**Records for the exercise**
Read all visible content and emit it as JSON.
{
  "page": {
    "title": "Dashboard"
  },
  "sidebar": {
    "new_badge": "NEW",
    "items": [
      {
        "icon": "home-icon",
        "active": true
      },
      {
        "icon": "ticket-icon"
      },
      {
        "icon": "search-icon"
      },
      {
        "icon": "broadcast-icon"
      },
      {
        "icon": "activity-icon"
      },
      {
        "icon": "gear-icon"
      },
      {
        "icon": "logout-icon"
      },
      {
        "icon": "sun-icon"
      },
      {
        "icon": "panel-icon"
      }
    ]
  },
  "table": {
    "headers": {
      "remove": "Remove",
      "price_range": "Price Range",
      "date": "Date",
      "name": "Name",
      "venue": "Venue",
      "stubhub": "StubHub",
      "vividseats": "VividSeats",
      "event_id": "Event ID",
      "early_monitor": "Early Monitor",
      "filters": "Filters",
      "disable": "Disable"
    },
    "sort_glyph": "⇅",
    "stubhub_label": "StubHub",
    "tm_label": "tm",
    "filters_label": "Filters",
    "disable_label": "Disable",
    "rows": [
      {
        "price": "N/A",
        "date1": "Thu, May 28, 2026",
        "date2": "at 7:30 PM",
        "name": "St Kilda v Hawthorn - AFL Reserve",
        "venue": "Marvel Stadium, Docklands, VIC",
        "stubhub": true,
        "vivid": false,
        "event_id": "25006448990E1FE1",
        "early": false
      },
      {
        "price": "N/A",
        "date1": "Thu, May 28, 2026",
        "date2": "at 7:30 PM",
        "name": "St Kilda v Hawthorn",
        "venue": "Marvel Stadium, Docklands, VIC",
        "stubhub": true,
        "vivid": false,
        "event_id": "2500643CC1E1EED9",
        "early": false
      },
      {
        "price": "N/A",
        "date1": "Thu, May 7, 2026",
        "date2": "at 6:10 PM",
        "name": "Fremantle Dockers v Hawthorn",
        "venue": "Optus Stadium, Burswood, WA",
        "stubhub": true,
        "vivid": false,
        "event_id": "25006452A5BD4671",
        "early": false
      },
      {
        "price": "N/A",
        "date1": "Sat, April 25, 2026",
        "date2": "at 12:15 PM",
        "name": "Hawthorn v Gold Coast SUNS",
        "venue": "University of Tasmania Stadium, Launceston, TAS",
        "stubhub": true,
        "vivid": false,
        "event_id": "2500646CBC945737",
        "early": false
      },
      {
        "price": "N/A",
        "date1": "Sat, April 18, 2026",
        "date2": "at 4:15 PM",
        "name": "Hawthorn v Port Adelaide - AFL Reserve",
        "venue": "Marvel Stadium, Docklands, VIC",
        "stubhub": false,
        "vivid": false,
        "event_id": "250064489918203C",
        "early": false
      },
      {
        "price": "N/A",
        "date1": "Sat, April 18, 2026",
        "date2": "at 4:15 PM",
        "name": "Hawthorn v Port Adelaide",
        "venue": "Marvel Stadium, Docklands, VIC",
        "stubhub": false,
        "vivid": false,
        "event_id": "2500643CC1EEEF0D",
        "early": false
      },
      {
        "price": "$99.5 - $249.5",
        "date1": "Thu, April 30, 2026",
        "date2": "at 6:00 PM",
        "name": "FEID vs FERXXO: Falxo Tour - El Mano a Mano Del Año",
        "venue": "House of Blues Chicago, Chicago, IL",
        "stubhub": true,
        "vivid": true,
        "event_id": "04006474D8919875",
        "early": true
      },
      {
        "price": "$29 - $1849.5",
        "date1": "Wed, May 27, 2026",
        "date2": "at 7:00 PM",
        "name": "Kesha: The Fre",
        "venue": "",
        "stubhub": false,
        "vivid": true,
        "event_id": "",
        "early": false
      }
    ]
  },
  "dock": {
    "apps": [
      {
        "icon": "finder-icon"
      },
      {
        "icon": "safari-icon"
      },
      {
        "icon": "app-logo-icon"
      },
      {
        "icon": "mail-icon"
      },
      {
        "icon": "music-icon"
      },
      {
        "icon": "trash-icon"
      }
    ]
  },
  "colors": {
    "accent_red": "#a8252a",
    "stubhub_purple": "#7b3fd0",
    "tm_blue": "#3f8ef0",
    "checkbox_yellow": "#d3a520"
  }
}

**Goal**
Copy every line that contains the string "Disable".

**Correct answer**
      "disable": "Disable"
    "disable_label": "Disable",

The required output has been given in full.